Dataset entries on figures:
• • • •

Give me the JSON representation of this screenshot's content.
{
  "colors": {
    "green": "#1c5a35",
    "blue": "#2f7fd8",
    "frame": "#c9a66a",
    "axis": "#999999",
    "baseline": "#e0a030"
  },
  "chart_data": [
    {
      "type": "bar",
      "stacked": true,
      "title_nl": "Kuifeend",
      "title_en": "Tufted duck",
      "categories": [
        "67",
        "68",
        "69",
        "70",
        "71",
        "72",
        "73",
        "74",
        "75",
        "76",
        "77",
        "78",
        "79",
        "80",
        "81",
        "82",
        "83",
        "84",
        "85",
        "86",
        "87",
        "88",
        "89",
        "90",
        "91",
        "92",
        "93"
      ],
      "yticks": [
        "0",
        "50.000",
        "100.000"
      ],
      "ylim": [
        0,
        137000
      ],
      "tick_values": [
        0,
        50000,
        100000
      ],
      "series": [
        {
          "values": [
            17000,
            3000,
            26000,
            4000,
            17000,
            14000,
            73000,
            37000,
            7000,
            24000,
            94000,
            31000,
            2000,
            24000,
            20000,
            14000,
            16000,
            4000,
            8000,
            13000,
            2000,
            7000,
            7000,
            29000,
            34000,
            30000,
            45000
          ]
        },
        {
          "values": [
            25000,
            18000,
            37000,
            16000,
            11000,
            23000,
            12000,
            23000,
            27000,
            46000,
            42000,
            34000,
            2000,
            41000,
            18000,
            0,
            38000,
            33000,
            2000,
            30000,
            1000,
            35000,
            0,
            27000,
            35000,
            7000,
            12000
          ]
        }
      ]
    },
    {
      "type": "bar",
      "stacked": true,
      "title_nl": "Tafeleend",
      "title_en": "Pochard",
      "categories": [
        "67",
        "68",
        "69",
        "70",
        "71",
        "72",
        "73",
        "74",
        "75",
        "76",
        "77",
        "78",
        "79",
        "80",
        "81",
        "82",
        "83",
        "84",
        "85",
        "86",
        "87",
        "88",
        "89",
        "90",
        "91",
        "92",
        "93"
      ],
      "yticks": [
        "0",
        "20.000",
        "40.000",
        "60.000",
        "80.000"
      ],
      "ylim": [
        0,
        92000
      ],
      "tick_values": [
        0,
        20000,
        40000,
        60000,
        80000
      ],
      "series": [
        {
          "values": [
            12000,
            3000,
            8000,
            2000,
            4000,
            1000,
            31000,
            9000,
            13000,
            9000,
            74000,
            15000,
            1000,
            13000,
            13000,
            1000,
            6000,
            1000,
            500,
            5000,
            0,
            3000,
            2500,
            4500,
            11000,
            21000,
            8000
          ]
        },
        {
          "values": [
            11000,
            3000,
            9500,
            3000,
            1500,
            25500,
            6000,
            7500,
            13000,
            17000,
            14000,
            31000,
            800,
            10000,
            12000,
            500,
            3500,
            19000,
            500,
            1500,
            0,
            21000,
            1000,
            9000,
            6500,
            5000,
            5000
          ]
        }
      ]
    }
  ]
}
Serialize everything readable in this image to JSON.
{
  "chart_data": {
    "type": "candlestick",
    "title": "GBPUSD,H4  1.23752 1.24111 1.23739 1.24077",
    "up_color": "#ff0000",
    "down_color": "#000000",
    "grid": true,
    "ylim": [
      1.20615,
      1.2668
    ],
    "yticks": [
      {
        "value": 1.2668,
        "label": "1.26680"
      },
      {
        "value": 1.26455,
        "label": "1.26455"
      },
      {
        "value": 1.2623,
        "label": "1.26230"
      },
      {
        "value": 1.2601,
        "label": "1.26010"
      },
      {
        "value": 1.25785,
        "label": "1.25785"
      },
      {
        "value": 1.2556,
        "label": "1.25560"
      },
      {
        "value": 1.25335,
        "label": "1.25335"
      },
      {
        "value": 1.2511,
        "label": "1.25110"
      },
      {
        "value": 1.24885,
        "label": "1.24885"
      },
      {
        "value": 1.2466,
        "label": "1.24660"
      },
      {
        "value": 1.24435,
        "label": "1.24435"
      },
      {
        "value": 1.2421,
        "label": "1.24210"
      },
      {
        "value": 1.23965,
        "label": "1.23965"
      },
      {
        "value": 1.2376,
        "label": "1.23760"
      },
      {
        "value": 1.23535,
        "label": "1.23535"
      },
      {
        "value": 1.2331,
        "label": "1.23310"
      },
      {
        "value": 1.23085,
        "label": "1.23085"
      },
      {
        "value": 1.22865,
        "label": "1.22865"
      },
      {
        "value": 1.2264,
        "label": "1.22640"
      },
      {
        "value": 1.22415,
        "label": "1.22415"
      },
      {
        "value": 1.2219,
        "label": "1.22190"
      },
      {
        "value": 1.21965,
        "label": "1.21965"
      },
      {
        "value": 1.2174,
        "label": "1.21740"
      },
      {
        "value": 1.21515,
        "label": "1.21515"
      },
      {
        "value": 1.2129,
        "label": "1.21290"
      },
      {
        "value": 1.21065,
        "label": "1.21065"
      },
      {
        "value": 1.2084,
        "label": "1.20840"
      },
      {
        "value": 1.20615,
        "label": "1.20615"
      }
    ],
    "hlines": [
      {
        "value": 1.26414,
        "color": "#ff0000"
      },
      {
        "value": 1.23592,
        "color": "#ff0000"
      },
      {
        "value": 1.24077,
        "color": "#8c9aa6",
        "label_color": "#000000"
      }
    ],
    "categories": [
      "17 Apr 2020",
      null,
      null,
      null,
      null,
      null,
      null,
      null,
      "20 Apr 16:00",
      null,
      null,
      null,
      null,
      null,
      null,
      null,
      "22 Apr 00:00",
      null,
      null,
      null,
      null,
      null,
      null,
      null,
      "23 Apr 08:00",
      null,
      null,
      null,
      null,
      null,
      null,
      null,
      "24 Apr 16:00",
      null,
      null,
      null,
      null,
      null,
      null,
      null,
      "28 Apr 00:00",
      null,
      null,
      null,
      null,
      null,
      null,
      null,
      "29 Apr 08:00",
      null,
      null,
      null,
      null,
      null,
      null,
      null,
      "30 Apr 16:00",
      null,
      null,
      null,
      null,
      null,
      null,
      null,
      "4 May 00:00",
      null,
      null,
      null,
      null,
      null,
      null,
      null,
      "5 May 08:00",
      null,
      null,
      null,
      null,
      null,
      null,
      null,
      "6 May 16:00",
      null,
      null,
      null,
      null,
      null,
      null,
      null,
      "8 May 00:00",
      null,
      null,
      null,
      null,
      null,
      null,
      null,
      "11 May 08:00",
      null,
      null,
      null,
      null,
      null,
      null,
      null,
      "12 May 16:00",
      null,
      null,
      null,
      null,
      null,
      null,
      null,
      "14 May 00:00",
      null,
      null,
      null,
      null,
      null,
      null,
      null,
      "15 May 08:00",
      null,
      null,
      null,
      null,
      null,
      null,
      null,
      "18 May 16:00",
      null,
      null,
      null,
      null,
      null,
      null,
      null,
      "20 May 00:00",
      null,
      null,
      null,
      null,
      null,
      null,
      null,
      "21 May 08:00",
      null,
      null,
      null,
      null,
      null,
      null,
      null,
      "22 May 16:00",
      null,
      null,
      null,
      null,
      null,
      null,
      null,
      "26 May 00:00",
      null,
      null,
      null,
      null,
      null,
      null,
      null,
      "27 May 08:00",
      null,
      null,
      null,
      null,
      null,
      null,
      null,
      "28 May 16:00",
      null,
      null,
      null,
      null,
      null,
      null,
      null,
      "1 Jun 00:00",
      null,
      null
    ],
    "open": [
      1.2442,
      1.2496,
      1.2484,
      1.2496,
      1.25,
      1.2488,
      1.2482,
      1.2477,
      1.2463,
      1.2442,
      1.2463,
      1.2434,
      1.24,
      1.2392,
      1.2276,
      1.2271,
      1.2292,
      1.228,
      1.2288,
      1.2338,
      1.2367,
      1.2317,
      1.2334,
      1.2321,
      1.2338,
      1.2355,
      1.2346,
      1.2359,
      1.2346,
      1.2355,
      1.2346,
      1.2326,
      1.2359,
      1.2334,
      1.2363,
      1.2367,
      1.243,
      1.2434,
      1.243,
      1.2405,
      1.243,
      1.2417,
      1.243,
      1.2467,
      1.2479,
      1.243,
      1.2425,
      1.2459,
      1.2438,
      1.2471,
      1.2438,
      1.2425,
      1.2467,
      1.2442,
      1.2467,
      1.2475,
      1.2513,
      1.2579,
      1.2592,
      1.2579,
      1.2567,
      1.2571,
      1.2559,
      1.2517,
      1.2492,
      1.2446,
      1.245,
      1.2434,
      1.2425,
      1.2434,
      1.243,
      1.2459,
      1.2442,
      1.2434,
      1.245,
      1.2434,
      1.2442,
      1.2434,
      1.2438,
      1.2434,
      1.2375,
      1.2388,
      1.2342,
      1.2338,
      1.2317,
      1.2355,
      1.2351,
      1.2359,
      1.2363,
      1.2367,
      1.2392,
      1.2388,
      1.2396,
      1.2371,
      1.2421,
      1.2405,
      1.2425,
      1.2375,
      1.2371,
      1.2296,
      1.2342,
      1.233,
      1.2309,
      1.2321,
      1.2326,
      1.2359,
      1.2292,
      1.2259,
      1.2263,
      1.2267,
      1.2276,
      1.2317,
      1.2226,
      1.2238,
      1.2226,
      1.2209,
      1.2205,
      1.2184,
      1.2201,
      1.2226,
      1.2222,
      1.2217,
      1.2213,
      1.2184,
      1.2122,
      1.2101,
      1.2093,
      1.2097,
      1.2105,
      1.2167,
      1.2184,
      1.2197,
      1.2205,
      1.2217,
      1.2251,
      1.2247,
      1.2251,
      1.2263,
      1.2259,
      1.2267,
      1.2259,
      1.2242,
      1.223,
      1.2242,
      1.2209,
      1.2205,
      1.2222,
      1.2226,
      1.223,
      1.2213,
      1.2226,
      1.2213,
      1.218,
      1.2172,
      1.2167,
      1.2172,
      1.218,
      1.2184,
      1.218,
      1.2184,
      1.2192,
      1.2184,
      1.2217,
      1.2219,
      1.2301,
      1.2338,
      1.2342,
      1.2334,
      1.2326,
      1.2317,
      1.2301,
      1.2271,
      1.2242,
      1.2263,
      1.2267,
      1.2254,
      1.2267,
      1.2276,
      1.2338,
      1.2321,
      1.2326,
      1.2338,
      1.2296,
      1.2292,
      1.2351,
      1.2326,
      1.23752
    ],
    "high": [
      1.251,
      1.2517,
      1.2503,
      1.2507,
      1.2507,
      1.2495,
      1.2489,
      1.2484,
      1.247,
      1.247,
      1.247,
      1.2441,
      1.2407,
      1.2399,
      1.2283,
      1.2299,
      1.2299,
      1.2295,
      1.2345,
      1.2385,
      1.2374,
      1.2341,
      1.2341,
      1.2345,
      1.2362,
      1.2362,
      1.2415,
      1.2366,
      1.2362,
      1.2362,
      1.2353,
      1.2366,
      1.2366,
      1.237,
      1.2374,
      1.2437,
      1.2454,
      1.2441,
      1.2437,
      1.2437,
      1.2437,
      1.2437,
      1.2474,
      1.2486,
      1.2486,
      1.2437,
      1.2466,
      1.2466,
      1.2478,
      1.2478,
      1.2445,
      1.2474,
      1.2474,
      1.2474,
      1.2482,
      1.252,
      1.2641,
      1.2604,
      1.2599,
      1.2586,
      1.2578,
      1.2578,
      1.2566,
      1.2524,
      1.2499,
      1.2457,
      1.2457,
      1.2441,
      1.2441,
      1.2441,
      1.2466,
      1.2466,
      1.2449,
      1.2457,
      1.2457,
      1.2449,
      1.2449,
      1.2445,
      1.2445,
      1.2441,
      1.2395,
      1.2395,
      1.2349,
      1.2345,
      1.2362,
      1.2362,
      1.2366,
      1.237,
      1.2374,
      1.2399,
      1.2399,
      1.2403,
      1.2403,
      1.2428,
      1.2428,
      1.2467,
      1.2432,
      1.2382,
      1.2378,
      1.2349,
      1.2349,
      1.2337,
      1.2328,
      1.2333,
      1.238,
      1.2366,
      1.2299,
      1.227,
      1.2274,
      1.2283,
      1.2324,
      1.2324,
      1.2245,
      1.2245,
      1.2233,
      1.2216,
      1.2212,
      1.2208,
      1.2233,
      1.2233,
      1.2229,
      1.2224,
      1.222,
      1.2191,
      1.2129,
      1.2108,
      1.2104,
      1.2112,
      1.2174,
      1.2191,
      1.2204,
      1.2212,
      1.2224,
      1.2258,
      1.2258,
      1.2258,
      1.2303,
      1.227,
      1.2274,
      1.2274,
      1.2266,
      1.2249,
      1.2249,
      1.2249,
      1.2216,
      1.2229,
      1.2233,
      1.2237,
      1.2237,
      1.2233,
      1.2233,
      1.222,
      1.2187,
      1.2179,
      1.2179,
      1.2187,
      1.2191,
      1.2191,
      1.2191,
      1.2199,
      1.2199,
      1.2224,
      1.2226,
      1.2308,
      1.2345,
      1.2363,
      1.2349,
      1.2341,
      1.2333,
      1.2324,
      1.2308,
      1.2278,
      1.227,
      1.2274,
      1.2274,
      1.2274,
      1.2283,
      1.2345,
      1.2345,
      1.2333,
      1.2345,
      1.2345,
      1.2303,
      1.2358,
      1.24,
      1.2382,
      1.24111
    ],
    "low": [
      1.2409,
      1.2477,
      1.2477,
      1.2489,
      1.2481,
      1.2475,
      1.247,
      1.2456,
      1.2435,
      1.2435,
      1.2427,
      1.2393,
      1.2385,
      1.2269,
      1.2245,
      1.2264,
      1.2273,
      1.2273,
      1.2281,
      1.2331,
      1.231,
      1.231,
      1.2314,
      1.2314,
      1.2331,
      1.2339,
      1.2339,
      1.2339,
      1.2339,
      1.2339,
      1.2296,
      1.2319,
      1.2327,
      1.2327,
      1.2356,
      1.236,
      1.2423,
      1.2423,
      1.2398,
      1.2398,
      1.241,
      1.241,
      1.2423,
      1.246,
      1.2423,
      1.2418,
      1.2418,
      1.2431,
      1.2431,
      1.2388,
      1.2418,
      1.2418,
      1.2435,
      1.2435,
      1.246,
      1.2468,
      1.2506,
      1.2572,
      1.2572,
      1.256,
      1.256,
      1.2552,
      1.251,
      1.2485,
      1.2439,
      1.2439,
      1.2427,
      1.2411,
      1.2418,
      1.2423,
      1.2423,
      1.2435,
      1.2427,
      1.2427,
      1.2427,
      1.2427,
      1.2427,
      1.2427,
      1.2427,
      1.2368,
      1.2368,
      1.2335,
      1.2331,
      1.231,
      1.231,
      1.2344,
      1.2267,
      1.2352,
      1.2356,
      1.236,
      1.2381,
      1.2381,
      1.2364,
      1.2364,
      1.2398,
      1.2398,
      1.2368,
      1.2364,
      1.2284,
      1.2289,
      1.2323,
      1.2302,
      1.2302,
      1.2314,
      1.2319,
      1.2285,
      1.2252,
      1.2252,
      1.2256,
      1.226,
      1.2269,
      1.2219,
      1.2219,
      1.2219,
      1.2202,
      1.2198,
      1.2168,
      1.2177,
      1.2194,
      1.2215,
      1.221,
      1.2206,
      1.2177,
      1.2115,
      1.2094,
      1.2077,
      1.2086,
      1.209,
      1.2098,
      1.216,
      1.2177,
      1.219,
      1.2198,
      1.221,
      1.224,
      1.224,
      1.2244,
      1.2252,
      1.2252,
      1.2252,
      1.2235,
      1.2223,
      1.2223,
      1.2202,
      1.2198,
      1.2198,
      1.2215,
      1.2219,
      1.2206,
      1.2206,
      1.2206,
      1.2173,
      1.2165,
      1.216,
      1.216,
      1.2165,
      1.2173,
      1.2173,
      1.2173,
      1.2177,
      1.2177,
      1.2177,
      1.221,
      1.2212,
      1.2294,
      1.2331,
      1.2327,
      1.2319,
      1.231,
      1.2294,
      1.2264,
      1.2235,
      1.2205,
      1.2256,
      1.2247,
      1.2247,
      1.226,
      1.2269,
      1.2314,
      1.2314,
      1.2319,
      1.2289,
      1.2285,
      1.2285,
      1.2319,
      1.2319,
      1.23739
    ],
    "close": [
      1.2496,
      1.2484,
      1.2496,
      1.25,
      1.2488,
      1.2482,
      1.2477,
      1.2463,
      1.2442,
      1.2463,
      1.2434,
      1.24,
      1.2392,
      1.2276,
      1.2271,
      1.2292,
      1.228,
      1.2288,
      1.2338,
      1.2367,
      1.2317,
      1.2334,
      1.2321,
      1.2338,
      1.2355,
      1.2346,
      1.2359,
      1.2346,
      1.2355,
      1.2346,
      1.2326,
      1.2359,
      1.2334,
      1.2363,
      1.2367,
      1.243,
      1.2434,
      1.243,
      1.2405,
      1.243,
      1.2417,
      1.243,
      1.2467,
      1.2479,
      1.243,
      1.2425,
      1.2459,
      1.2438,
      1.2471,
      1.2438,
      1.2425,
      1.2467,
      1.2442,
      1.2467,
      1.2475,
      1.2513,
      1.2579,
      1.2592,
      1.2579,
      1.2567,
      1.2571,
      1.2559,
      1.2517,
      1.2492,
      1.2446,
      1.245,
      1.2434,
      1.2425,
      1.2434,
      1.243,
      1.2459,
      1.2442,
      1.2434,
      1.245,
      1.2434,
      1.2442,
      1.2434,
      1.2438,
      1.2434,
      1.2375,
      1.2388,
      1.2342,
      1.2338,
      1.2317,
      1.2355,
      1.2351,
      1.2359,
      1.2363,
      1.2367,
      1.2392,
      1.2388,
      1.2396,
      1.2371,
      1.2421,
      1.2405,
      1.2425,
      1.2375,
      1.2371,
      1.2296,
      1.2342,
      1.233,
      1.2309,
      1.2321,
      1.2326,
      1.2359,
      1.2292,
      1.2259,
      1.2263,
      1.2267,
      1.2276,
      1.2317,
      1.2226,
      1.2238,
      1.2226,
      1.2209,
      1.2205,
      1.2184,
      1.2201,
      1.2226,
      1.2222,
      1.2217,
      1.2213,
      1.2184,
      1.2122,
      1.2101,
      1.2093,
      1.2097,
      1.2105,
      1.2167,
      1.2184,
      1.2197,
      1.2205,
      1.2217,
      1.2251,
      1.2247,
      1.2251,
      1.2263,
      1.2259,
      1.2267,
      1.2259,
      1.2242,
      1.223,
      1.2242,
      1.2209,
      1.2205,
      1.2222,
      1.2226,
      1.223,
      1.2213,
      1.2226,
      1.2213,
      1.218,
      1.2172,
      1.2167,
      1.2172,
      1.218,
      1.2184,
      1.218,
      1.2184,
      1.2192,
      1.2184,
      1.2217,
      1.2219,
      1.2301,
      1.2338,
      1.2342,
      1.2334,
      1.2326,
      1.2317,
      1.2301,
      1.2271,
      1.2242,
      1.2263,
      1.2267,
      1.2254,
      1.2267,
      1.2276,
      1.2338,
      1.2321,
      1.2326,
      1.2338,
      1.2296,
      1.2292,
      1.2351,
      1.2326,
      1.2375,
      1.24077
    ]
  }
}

• • • •

AIM OF THE EXERCISE:
Pull out all lines containing "this".

RESPONSE TO THE TASK:
Give me the JSON representation of this screenshot's content.
Serialize everything readable in this image to JSON.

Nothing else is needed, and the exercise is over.